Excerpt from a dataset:
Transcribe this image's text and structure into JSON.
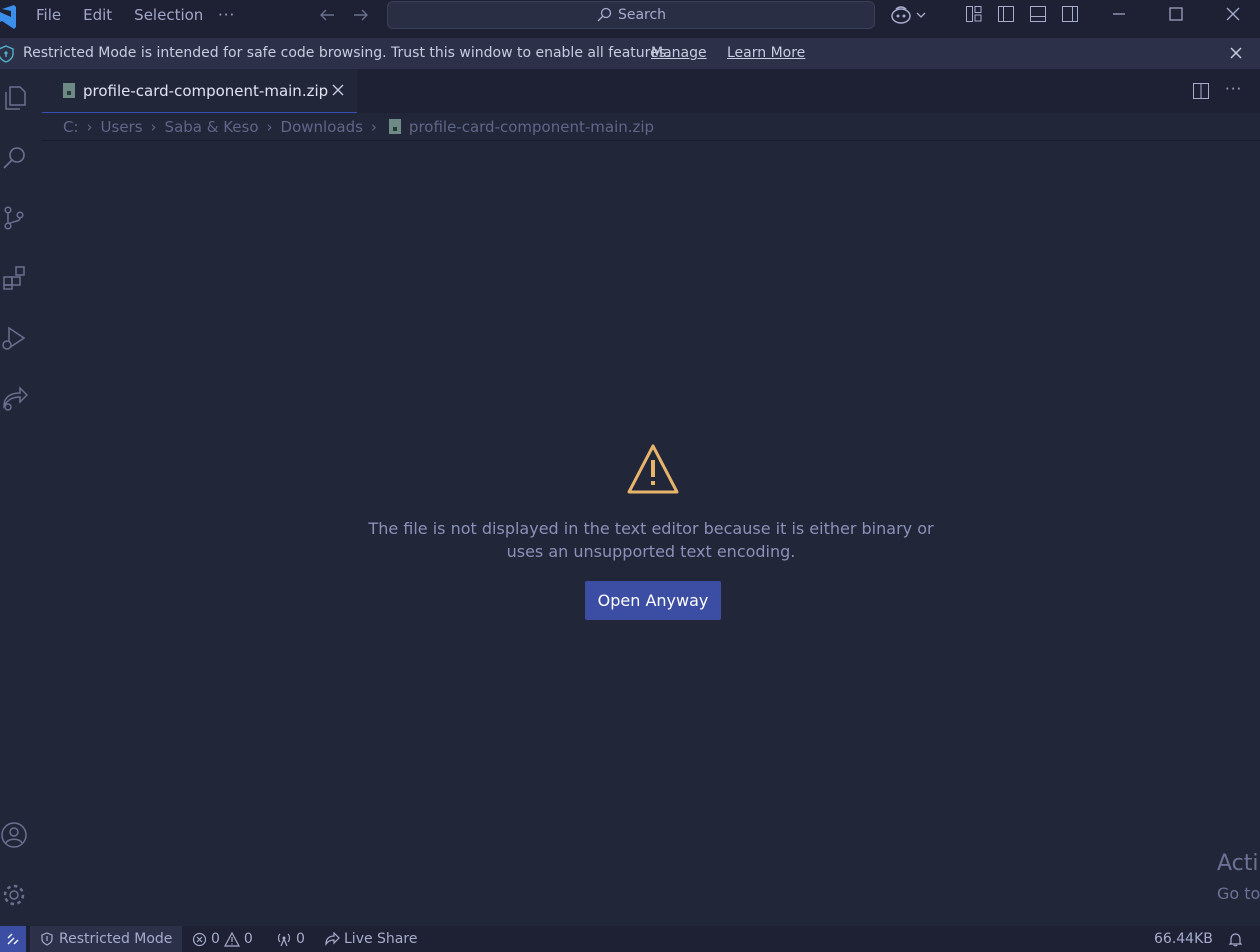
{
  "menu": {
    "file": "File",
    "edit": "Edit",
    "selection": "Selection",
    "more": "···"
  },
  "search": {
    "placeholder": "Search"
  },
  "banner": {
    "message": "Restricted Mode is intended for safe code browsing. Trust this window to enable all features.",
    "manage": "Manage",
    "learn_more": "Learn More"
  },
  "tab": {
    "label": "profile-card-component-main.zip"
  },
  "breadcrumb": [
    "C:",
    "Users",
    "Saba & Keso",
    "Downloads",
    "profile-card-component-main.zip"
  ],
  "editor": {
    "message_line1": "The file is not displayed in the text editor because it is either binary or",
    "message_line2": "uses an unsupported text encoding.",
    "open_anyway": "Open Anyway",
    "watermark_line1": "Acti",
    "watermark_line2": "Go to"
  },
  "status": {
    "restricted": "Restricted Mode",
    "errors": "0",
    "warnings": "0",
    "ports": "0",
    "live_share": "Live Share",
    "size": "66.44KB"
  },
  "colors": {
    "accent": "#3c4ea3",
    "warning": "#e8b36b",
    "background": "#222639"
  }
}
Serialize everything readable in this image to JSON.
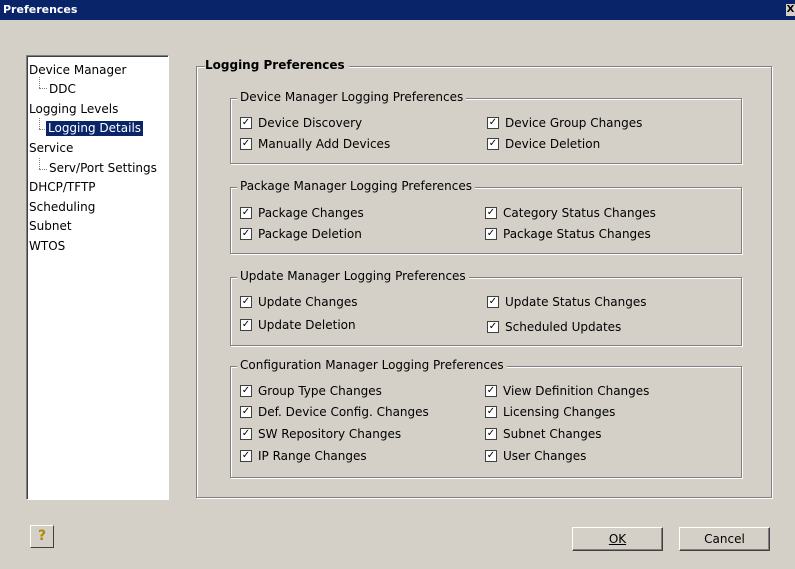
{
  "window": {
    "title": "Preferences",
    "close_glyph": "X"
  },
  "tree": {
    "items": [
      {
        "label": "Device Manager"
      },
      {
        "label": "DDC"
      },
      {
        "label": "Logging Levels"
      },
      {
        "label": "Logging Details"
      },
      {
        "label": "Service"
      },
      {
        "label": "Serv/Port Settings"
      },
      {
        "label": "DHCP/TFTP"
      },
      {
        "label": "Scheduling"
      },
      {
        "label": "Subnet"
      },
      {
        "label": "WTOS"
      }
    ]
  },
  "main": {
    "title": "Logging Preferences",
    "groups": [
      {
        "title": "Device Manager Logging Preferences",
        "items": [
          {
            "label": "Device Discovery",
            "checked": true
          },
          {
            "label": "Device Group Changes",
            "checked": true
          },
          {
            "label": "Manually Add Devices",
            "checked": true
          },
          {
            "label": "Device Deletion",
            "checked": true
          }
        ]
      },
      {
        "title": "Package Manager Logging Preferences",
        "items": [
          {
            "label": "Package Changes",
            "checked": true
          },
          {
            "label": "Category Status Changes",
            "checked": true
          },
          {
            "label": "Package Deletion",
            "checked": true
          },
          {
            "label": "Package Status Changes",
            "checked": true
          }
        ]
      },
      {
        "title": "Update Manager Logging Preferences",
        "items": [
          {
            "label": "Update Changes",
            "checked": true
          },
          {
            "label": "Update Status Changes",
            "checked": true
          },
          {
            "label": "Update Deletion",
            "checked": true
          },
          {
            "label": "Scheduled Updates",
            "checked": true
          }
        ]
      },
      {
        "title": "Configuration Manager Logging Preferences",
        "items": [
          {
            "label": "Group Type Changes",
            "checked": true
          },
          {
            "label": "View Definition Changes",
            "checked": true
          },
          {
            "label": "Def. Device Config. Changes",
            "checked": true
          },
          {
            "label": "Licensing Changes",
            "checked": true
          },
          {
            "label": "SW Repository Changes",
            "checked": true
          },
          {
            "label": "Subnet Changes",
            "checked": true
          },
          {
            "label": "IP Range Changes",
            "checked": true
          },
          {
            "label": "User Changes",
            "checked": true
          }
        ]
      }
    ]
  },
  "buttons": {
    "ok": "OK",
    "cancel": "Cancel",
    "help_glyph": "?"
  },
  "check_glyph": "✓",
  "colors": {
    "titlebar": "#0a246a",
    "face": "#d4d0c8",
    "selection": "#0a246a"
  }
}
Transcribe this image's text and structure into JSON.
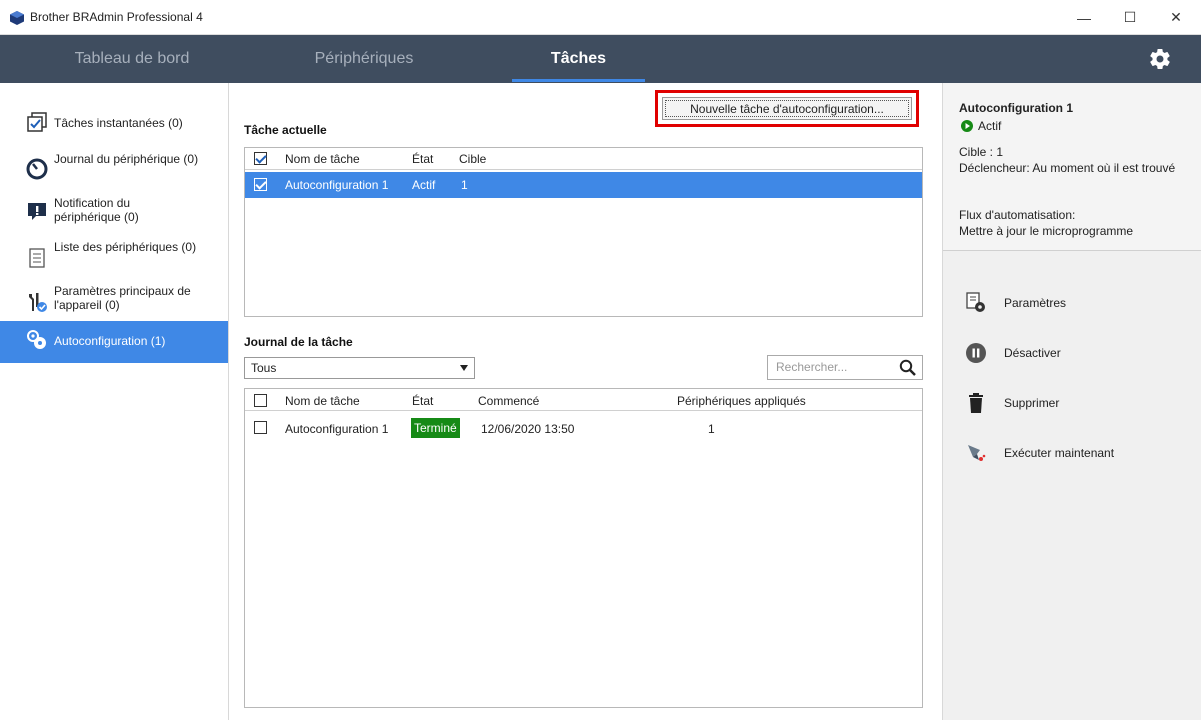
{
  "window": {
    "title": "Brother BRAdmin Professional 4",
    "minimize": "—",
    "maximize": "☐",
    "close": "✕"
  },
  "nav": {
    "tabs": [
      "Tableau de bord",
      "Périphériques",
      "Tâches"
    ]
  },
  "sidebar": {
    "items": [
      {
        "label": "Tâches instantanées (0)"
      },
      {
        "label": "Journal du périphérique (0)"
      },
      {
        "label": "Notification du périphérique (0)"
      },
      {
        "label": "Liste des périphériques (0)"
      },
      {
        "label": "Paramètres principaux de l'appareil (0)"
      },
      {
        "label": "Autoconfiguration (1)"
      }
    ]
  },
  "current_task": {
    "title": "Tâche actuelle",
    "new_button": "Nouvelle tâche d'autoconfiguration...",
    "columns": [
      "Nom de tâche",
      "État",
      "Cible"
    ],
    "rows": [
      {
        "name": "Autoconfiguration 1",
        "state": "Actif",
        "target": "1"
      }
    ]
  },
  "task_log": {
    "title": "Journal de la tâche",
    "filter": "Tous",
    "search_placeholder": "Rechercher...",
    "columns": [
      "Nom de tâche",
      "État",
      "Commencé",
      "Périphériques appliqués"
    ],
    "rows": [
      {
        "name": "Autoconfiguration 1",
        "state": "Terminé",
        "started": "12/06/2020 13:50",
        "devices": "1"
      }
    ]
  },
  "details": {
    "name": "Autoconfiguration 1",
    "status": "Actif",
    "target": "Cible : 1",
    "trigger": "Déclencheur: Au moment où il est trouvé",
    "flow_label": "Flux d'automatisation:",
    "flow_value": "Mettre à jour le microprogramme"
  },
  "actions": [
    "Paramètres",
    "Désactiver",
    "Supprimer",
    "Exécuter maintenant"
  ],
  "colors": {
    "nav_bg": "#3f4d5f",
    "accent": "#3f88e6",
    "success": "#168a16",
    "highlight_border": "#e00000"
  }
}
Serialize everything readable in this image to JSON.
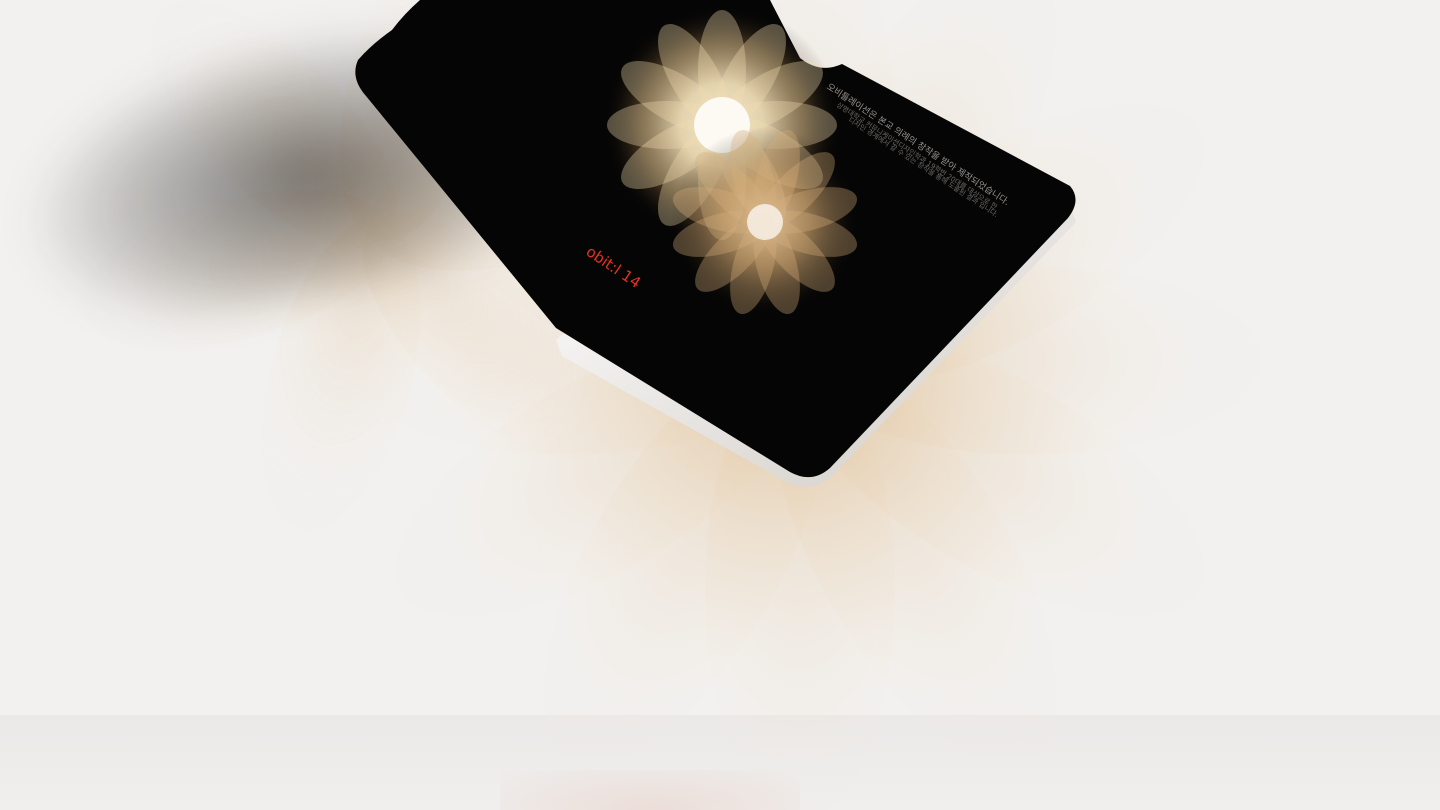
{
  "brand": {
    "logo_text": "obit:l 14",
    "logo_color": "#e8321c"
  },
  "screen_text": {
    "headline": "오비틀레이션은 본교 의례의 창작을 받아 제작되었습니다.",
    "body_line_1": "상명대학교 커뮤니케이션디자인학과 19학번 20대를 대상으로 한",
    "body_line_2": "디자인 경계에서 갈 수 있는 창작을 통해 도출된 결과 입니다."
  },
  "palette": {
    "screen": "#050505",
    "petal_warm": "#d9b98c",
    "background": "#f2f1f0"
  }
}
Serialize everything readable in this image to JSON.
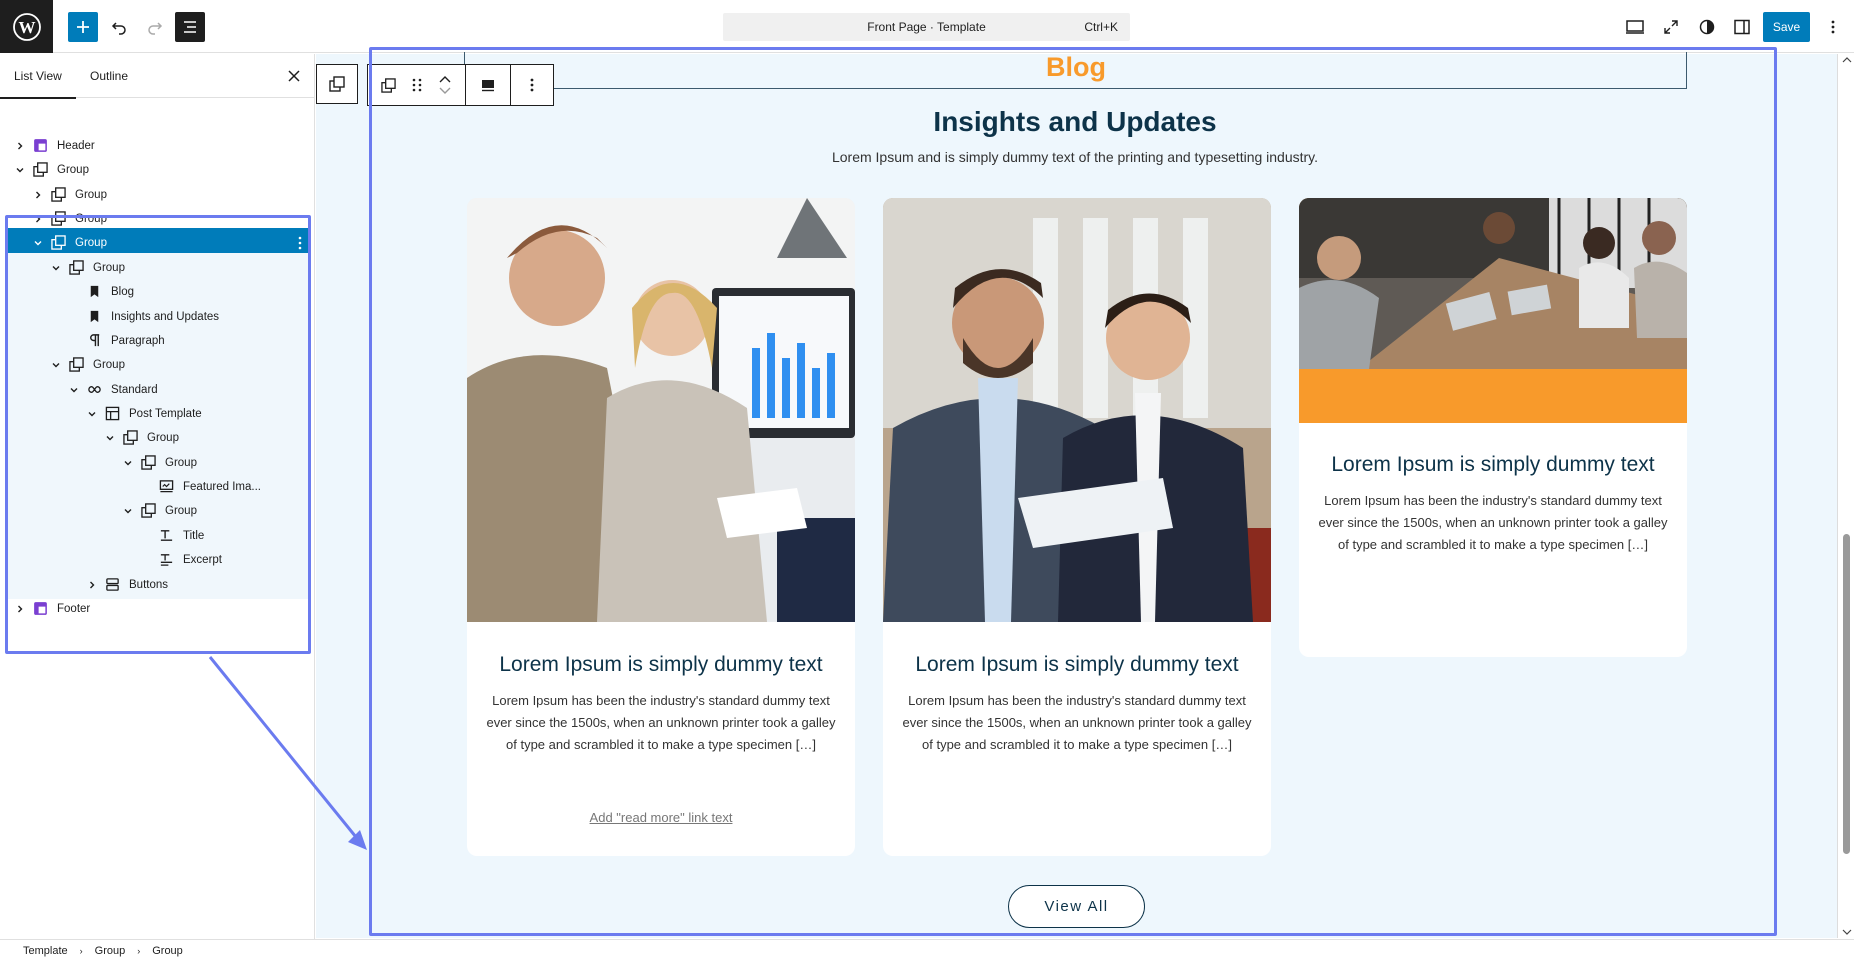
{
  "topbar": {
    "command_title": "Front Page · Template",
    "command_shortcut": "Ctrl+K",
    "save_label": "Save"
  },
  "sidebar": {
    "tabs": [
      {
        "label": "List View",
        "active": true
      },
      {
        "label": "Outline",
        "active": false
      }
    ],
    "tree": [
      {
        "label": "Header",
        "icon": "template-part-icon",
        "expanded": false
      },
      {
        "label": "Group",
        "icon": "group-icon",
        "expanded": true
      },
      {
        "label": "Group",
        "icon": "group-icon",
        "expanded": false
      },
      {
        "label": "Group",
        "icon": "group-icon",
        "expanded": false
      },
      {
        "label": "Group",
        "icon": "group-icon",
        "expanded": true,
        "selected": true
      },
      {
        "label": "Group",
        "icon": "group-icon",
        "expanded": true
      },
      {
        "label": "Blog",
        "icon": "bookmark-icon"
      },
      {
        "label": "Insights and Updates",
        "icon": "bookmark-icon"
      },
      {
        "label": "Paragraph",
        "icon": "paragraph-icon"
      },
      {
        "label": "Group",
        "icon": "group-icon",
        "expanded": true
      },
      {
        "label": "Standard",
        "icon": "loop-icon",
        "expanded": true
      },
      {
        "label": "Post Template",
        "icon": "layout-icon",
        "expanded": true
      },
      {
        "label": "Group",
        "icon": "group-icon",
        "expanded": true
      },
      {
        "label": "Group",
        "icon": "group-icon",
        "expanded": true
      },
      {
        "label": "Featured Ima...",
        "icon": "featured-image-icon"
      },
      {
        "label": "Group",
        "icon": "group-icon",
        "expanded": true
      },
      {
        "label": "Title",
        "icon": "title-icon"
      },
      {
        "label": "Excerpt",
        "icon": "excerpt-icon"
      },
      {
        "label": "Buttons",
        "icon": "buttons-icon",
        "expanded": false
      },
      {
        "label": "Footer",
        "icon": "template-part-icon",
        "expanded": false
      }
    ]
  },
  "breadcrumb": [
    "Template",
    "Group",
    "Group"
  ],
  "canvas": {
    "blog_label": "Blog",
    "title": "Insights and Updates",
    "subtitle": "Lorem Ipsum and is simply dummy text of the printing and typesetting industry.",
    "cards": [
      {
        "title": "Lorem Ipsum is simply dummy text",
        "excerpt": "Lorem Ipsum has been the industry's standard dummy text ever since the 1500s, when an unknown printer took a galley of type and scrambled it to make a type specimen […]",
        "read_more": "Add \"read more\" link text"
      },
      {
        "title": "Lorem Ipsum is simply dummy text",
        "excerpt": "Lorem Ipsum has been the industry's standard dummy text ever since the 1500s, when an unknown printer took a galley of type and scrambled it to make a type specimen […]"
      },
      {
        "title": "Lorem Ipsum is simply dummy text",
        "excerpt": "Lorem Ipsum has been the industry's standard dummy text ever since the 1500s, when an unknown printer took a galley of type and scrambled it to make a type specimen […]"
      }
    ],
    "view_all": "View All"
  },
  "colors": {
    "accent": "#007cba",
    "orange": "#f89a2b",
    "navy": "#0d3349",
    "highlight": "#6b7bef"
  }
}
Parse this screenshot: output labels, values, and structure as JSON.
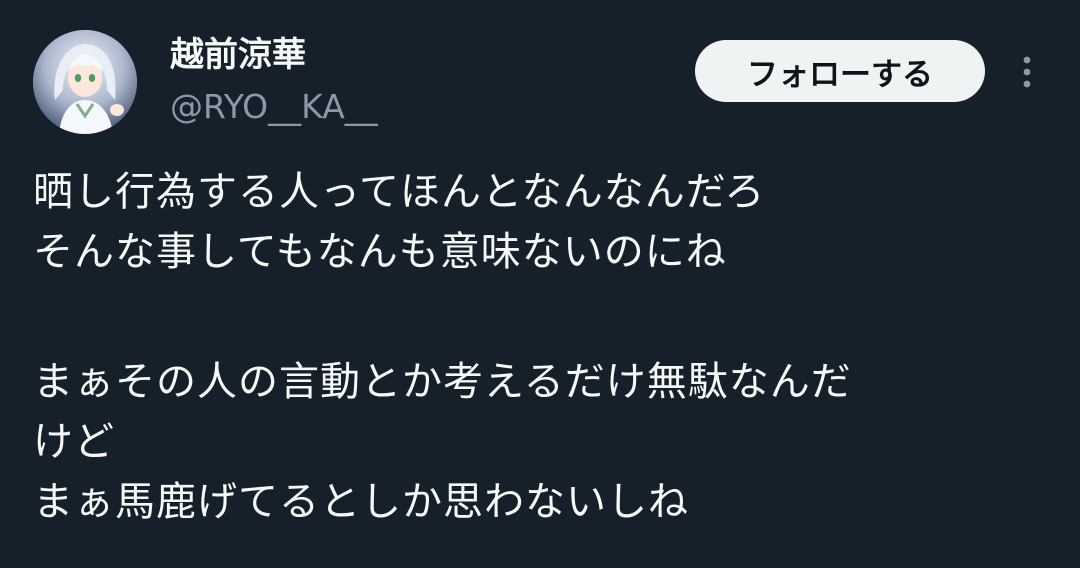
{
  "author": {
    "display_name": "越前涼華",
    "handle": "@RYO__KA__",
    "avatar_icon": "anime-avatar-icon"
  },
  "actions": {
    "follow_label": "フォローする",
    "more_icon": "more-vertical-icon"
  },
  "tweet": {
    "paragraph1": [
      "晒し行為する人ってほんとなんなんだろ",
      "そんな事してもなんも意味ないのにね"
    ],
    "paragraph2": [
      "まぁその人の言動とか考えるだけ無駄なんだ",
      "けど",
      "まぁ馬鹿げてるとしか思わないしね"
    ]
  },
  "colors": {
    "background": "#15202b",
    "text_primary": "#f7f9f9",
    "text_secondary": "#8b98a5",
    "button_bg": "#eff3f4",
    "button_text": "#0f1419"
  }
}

(What you will do):
Copy each line above that contains the string "Paramètres".

(Task answer):
        "label": "Paramètres principaux de l'appareil (0)"
    "Paramètres",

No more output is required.